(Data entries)
....
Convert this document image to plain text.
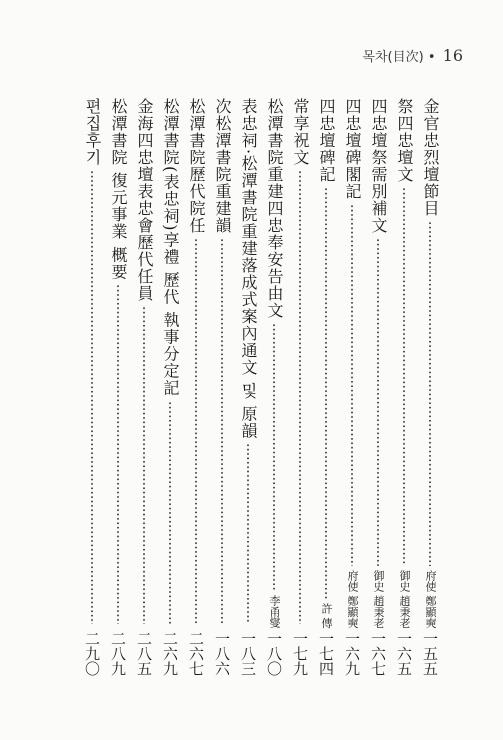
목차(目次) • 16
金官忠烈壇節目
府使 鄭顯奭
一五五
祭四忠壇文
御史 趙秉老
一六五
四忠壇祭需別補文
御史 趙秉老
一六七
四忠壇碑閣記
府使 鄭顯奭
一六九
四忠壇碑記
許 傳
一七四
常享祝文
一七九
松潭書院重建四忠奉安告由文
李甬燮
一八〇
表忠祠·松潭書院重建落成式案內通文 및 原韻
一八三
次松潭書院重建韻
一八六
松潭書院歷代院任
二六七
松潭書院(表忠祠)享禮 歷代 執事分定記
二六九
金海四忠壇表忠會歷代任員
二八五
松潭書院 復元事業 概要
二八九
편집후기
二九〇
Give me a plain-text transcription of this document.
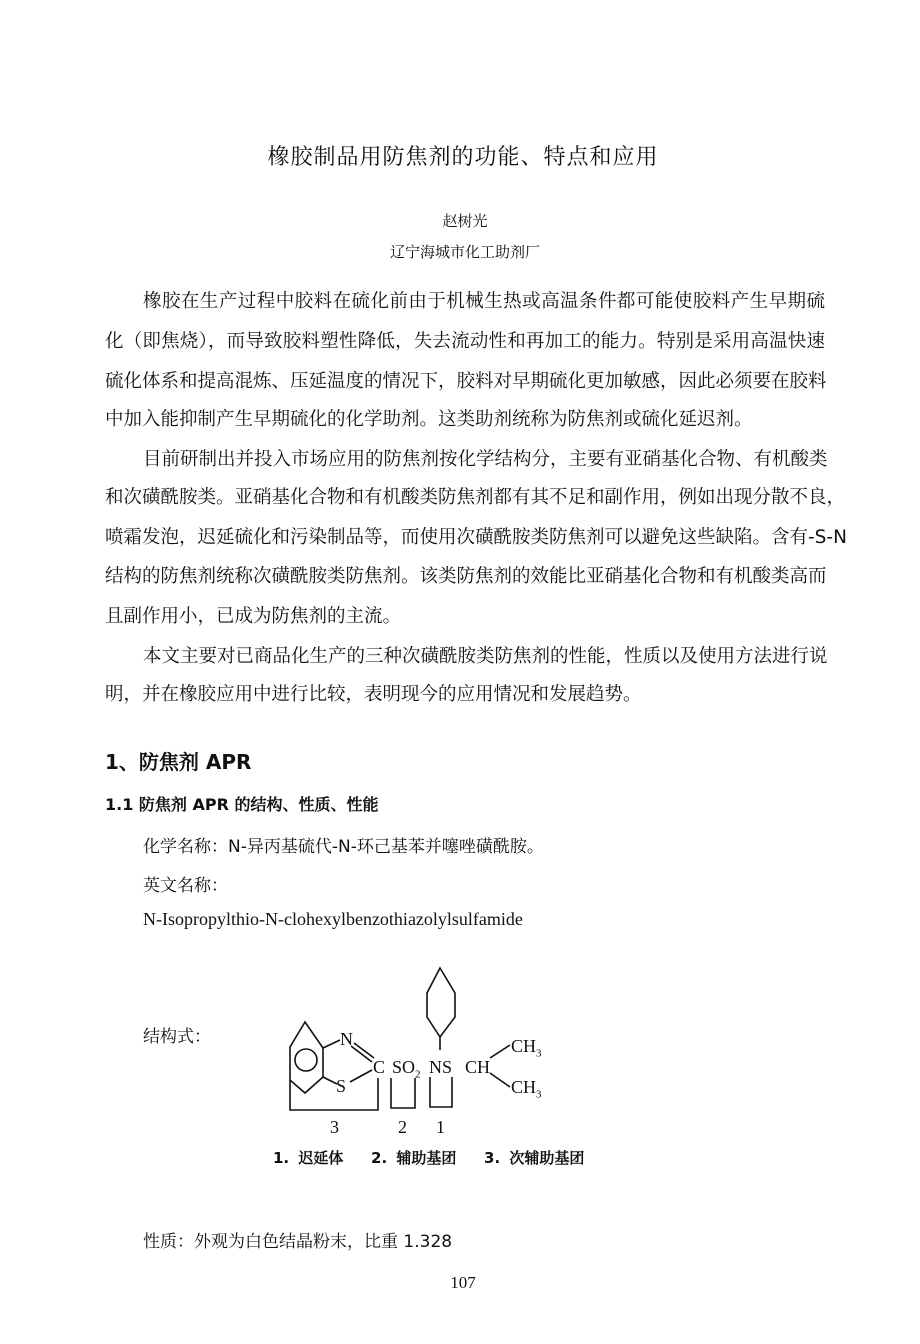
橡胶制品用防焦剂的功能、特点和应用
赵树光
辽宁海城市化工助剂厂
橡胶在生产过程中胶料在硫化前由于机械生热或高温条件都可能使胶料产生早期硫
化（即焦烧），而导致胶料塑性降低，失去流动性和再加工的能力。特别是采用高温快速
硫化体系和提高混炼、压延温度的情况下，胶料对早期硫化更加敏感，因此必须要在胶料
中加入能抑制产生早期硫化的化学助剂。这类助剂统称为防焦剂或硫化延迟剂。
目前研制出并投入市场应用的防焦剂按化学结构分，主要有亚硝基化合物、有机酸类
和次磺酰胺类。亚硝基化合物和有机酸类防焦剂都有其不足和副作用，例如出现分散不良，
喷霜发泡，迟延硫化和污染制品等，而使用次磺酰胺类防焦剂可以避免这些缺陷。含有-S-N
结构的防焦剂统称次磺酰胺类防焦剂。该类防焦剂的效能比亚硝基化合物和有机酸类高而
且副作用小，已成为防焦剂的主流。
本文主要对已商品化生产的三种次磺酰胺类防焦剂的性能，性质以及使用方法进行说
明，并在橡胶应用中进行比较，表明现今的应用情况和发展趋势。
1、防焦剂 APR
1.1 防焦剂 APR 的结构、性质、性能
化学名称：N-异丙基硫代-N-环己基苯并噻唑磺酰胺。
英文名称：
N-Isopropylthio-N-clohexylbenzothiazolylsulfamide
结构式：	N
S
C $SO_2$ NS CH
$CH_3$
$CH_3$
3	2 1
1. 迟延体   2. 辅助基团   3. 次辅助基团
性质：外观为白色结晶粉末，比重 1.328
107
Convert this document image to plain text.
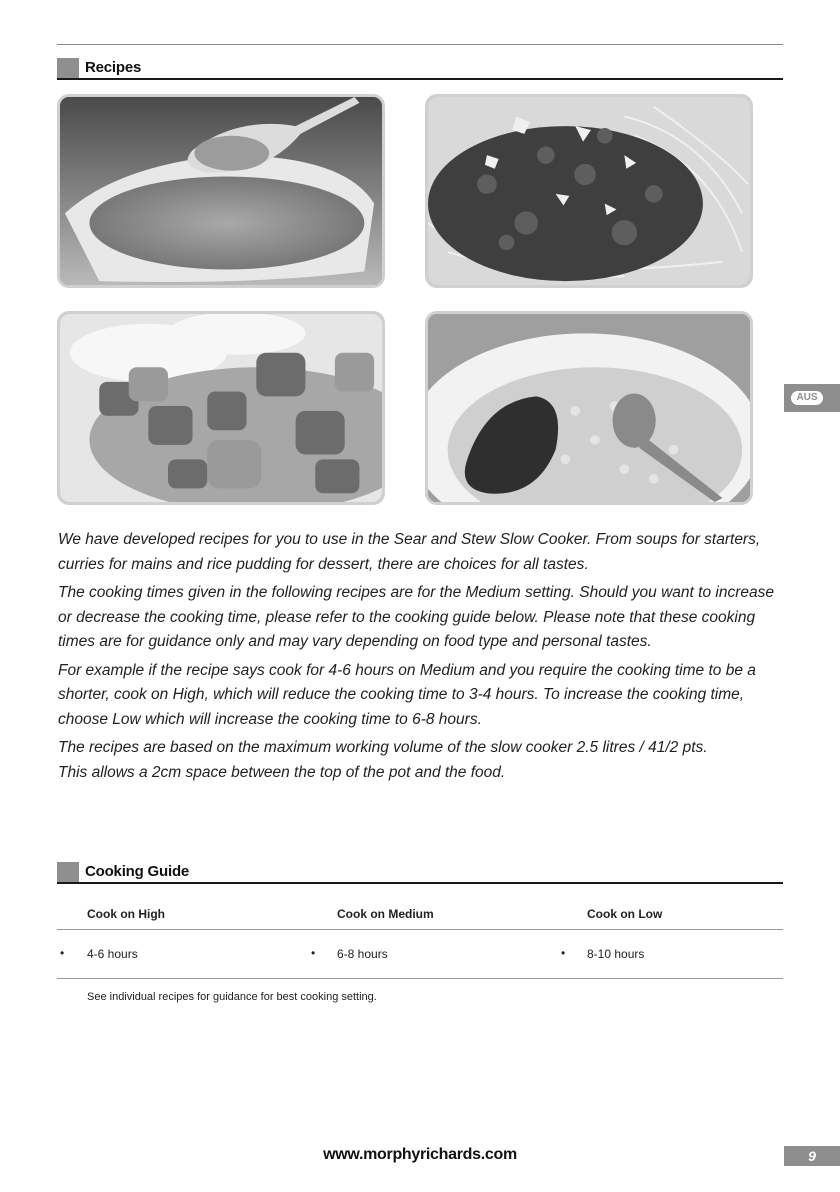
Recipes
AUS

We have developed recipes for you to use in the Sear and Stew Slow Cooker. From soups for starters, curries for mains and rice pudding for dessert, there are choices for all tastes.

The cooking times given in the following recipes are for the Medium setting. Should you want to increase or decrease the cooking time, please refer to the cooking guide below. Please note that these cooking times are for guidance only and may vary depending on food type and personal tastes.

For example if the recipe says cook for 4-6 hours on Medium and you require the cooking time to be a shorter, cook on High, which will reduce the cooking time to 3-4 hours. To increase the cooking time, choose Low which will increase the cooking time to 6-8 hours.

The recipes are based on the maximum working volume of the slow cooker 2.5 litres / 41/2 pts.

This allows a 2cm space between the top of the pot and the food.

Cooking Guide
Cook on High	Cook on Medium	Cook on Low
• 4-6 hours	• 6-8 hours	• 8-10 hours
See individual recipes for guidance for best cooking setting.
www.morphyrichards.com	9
....
**THE TASK**
State only the number of lines in these entries that contain "tastes".

**REPLY TO THE TASK**
2